• _BRIEF_
Look through the data below and count each line where the word "伏怪以力" appears. Reply with the count alone.

Dataset entries:

-- -- --

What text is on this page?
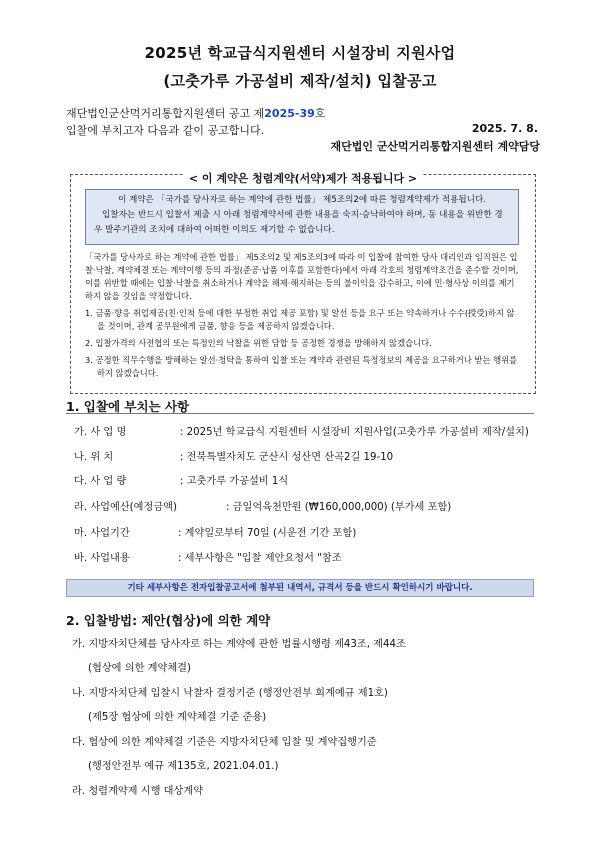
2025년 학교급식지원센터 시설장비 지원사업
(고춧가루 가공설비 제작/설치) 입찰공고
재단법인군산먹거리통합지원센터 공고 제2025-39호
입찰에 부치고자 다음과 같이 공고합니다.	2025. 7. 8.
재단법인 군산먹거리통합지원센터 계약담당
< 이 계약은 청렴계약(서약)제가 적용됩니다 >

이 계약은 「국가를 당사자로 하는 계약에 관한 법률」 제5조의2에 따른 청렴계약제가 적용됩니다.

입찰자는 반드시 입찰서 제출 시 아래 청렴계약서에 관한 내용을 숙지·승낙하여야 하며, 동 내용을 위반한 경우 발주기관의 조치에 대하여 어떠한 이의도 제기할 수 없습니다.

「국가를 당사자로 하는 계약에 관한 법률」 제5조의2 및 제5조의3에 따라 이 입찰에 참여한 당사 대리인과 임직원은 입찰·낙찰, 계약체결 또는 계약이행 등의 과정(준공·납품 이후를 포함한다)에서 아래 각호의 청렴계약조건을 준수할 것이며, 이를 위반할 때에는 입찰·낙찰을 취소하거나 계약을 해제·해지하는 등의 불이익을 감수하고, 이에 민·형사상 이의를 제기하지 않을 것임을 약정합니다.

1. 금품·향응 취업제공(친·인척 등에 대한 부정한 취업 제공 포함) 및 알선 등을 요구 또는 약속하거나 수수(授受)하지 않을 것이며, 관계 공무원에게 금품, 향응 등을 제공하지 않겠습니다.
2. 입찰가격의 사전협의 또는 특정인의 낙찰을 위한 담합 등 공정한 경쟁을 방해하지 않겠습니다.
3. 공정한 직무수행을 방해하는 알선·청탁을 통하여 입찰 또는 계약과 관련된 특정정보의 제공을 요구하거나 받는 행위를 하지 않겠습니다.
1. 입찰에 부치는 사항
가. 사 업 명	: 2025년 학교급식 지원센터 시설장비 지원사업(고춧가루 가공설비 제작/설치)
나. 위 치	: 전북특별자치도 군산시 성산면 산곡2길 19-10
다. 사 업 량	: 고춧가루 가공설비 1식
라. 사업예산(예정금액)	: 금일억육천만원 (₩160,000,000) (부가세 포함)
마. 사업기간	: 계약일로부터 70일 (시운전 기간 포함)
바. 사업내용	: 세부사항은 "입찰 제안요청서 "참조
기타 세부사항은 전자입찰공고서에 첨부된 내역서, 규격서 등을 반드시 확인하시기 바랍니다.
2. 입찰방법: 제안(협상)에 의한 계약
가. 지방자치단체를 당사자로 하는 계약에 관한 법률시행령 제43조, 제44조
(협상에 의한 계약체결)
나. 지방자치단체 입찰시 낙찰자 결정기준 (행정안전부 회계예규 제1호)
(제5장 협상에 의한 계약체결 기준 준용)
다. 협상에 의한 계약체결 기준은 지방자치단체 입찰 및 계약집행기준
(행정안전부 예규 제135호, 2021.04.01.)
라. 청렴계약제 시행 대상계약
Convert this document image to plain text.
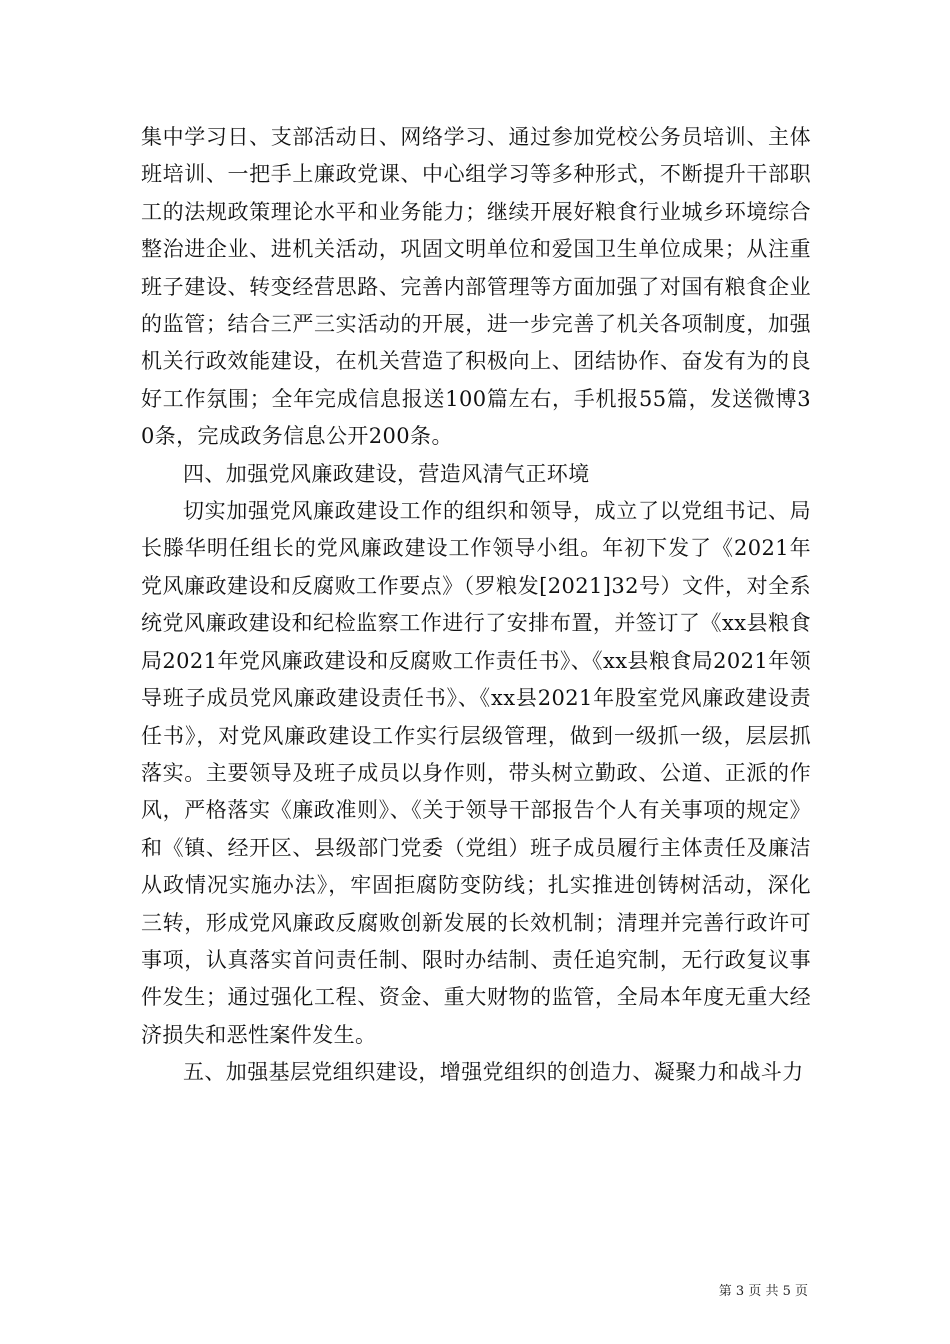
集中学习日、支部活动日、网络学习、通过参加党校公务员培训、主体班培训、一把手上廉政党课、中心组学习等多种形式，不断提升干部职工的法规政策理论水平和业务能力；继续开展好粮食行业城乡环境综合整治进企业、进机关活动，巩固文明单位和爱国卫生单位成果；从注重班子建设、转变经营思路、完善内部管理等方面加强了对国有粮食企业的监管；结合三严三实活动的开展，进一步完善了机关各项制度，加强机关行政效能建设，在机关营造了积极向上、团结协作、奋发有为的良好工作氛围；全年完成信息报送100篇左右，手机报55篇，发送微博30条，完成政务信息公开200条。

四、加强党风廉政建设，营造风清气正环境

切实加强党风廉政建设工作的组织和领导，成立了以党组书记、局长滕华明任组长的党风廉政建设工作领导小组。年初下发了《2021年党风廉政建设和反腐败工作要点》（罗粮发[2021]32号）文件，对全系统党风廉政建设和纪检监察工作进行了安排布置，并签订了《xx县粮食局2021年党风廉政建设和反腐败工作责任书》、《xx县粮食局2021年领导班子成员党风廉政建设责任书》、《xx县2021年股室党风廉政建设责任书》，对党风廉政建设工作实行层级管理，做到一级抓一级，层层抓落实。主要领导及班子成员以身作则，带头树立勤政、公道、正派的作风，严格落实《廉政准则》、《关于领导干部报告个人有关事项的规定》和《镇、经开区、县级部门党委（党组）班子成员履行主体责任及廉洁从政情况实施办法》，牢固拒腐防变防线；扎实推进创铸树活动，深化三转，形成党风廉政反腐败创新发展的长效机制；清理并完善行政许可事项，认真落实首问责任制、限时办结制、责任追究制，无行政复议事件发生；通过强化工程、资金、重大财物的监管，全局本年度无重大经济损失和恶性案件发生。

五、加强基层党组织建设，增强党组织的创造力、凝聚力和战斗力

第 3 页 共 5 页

-- -- --

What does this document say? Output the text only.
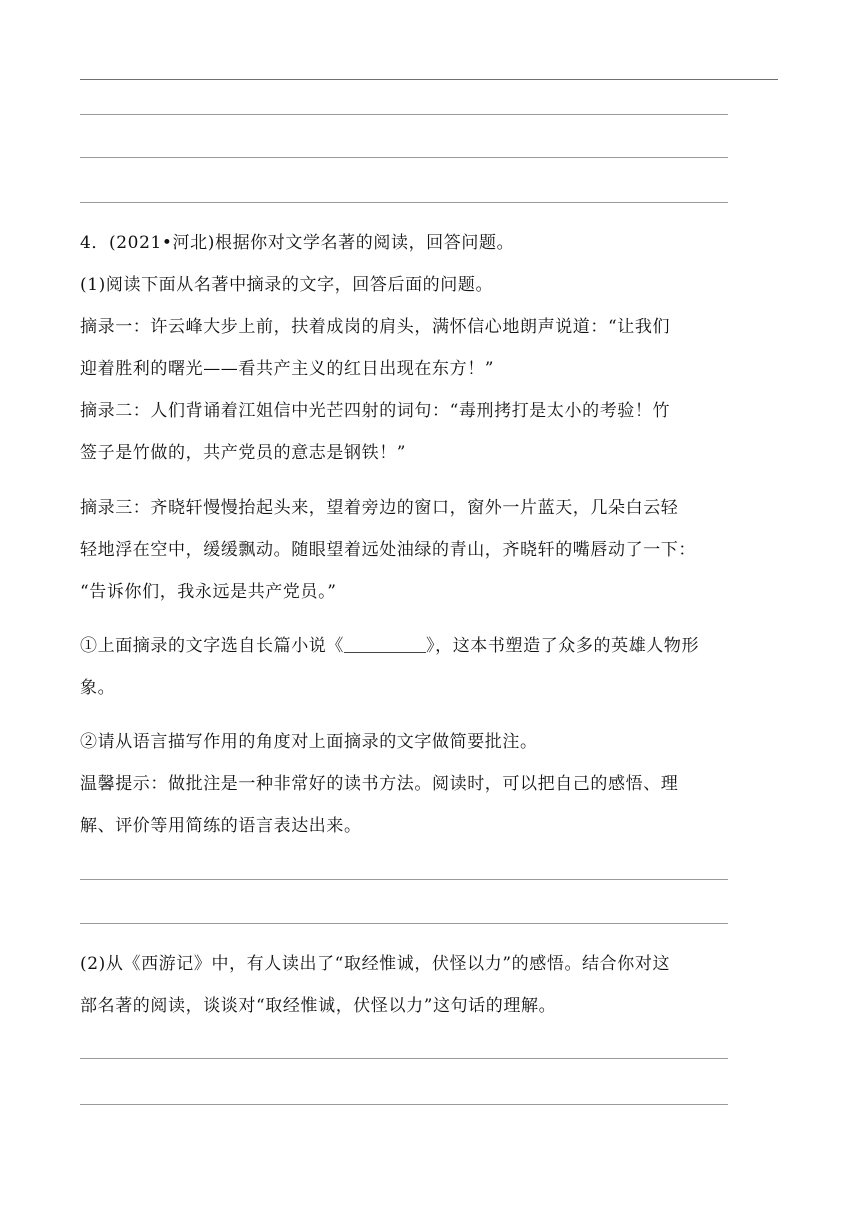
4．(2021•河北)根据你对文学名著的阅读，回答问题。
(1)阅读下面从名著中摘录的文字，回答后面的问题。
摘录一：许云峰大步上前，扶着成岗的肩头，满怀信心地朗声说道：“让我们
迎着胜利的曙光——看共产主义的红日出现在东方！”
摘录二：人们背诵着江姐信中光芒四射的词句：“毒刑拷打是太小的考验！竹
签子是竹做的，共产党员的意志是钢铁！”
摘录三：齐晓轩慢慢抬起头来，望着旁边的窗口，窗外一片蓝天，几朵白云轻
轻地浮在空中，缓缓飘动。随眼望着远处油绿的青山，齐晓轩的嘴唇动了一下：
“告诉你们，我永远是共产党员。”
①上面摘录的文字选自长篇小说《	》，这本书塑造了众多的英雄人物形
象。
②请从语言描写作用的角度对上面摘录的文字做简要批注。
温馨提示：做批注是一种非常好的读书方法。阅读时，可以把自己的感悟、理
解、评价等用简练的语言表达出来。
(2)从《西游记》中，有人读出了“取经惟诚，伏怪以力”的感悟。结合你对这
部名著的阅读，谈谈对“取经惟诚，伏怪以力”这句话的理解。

-- -- --

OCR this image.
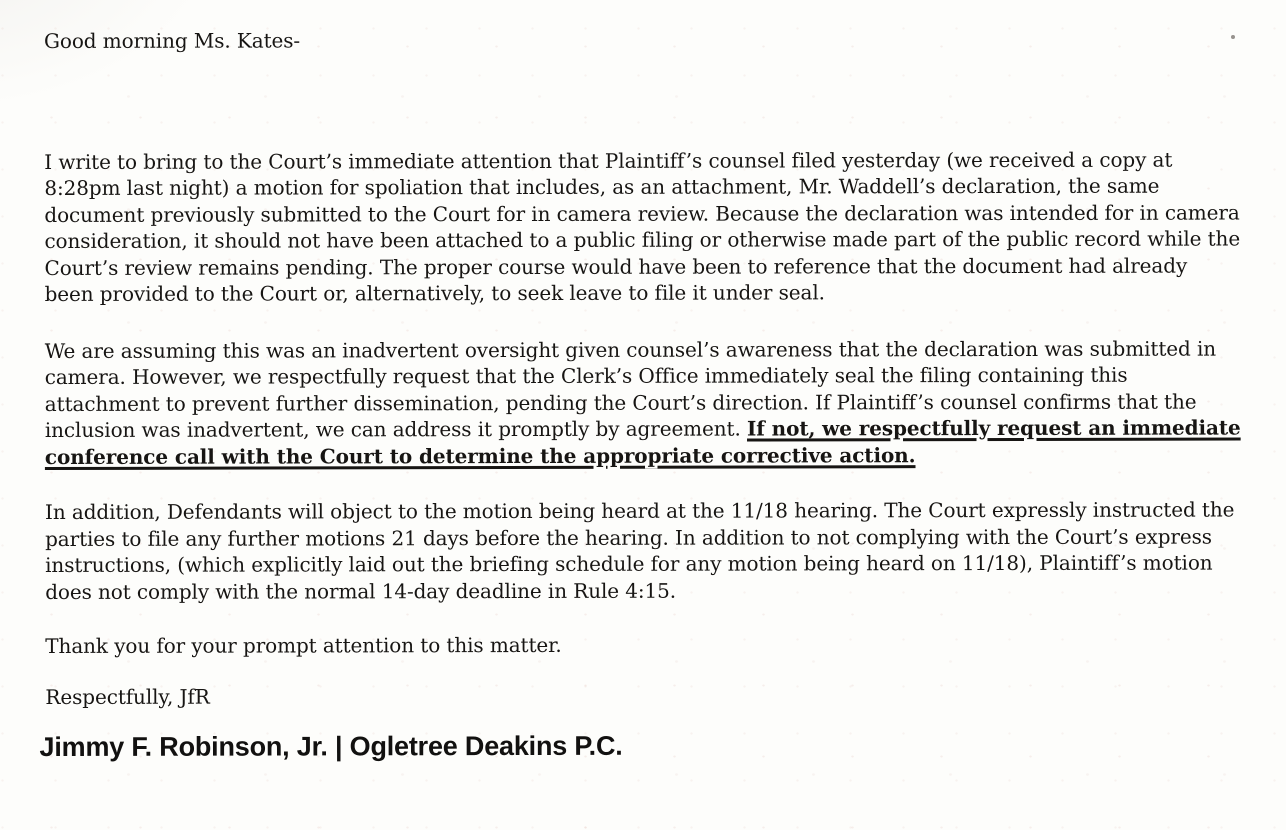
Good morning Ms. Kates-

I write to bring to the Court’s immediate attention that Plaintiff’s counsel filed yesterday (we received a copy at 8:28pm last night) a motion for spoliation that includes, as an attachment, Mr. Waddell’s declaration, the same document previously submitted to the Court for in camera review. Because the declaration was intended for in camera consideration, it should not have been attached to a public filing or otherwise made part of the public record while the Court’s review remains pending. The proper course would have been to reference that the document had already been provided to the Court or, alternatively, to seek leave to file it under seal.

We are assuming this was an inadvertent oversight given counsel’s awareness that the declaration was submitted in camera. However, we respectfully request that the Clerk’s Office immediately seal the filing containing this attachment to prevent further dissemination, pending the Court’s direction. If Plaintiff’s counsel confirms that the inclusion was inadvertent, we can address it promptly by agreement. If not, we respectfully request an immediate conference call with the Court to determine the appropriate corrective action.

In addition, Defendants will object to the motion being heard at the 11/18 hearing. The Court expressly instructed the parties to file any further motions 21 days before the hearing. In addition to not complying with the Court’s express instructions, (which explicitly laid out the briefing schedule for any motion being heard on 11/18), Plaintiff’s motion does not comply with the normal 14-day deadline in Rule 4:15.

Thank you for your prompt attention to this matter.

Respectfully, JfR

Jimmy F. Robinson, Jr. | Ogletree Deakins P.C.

-- -- --

• _FINISHED TASK_
2